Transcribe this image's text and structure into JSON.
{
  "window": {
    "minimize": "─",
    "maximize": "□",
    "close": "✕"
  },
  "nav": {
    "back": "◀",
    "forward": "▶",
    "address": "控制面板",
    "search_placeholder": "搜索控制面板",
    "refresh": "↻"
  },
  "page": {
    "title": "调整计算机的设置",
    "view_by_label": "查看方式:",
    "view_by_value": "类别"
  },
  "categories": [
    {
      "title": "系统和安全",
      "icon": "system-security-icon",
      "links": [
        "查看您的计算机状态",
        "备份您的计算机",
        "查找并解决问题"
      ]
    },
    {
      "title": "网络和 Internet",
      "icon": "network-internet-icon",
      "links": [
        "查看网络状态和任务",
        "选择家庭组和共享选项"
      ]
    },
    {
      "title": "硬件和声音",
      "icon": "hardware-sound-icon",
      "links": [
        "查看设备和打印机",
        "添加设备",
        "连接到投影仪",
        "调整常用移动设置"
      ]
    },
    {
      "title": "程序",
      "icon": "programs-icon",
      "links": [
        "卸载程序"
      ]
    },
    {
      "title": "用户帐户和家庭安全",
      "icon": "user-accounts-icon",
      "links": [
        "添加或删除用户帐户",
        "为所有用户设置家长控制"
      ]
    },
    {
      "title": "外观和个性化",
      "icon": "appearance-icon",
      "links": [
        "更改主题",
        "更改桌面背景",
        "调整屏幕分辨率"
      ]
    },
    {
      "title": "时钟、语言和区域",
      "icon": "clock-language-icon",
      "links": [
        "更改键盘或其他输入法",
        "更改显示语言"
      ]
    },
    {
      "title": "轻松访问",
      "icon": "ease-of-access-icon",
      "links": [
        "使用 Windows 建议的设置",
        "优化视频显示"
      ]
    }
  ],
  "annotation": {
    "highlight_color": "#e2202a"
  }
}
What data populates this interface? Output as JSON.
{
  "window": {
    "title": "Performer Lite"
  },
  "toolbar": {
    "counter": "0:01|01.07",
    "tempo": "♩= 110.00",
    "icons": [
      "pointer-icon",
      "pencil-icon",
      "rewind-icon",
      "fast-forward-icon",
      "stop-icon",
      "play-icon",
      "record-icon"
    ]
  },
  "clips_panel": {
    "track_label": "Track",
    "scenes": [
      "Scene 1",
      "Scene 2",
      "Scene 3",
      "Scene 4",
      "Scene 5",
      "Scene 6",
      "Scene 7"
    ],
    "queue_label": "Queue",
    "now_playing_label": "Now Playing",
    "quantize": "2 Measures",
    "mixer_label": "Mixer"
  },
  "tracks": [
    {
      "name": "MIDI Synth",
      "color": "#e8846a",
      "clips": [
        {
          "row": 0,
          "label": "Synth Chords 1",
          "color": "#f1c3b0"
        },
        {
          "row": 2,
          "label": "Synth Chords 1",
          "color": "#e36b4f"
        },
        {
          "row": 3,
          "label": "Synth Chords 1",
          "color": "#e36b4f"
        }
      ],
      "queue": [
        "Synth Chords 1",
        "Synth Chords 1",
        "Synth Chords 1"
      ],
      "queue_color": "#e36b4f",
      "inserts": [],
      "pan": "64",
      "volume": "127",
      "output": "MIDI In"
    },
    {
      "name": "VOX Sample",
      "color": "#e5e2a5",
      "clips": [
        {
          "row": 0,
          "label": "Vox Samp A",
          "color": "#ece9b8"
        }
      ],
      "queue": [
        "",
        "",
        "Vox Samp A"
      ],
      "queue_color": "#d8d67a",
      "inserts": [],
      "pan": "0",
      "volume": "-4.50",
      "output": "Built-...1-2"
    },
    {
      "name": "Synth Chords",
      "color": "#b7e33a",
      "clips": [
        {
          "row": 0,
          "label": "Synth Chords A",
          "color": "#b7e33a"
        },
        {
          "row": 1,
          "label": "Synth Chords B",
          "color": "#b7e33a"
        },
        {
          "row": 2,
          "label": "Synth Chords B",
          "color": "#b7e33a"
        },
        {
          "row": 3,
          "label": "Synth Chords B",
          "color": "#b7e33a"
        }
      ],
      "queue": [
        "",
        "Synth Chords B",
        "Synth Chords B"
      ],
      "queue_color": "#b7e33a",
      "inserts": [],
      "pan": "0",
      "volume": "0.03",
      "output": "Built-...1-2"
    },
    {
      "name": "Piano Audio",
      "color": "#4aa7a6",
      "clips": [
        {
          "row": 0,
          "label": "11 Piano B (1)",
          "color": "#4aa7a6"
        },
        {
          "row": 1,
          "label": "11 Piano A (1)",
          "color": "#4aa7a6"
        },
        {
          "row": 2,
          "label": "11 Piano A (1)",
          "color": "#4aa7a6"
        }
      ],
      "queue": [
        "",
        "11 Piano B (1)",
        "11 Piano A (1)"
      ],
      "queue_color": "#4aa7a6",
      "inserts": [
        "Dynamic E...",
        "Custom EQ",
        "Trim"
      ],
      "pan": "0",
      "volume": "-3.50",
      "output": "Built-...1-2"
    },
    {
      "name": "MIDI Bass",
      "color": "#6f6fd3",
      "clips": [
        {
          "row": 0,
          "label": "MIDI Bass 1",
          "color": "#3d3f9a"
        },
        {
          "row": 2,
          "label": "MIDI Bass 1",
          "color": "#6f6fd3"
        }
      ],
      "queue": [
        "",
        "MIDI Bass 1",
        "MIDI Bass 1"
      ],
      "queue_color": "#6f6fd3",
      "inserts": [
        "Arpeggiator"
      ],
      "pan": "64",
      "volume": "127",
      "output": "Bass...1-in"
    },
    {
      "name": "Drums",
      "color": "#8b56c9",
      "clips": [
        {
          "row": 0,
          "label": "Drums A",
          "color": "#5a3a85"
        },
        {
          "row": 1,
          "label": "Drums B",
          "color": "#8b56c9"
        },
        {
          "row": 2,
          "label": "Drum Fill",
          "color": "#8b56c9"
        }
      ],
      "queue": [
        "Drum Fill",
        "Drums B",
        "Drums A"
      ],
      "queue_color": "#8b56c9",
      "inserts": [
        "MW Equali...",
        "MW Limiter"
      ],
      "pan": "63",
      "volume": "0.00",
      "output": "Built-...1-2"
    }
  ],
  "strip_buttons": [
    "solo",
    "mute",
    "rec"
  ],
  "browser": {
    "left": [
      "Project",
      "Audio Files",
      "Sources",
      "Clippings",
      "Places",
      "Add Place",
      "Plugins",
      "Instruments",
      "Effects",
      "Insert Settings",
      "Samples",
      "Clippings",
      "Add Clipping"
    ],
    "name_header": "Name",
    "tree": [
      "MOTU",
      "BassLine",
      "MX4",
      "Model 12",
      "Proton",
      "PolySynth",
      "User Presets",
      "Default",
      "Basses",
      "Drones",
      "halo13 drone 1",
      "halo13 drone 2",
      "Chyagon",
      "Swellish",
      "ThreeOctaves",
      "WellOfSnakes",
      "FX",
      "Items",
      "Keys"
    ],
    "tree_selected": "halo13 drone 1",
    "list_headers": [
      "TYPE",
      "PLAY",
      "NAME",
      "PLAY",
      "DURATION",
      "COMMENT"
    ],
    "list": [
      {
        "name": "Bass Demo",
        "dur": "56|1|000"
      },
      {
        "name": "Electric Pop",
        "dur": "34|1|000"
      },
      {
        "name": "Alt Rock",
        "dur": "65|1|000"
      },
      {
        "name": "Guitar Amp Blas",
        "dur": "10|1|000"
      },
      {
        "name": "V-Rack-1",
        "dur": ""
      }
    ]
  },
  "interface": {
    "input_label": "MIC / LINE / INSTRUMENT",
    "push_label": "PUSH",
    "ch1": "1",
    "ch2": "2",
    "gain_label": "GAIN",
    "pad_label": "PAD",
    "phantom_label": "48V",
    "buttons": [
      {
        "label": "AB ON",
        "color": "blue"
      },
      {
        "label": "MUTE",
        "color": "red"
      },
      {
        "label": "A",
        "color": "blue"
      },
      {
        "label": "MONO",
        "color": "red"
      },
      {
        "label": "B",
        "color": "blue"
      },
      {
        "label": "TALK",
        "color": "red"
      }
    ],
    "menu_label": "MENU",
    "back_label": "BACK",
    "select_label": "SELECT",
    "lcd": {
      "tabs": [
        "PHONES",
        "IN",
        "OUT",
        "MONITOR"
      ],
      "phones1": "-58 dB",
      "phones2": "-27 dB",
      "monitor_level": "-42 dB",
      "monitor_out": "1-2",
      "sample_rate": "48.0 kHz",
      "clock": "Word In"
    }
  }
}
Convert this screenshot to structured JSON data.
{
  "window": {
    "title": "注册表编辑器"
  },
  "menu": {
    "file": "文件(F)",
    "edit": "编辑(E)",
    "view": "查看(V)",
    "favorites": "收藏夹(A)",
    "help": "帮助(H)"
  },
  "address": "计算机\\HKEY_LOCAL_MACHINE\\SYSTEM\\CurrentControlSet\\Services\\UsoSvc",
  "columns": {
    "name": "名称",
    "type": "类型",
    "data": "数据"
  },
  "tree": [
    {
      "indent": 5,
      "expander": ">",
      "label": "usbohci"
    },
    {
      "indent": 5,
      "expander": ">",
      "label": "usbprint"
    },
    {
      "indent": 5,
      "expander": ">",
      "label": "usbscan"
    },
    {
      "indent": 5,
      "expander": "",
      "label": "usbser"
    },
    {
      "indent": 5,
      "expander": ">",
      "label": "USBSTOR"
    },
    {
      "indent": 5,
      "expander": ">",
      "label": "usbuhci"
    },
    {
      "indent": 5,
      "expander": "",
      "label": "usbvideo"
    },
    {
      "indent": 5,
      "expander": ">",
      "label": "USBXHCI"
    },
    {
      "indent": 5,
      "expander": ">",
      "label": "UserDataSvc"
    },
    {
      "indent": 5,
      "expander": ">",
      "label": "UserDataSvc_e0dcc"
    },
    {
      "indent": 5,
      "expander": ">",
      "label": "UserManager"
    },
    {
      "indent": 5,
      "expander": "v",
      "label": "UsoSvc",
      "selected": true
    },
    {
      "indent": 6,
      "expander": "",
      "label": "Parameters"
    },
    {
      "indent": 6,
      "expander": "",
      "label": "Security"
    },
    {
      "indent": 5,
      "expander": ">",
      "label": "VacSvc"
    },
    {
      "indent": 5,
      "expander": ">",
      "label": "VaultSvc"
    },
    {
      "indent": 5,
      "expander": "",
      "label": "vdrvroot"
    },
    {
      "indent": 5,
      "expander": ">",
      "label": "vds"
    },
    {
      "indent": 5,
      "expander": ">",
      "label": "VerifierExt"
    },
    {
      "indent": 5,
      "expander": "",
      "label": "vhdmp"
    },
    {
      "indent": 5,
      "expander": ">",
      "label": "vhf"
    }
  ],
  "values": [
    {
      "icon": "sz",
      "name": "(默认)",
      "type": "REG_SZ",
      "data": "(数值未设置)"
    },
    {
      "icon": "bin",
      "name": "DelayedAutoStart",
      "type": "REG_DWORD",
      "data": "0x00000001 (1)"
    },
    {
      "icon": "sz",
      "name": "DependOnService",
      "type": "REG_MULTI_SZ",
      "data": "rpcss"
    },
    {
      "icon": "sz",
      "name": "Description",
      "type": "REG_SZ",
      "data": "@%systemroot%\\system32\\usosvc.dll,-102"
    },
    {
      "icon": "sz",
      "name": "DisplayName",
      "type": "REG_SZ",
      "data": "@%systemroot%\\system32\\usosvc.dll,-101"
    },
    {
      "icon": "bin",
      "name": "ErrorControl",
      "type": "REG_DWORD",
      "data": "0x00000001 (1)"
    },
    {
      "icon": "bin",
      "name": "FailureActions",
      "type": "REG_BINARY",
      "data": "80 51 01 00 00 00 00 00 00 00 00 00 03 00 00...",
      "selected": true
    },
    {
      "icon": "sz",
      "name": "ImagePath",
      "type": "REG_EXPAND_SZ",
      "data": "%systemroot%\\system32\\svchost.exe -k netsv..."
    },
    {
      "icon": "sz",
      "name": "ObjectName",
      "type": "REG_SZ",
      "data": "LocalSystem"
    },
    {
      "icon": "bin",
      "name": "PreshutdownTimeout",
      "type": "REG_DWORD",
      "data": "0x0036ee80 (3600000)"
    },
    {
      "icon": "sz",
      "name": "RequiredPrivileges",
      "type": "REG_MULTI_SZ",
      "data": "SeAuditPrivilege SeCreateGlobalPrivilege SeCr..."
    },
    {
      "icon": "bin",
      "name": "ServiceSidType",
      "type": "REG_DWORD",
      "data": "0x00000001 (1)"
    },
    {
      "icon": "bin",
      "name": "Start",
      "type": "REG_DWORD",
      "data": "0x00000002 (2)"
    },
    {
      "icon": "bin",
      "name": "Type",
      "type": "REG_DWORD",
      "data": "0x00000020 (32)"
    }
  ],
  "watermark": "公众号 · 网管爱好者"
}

Aim of the exercise: In the records, locate each line holding the string "systemroot" and copy it.

Solution for this problem:
      "data": "@%systemroot%\\system32\\usosvc.dll,-102"
      "data": "@%systemroot%\\system32\\usosvc.dll,-101"
      "data": "%systemroot%\\system32\\svchost.exe -k netsv..."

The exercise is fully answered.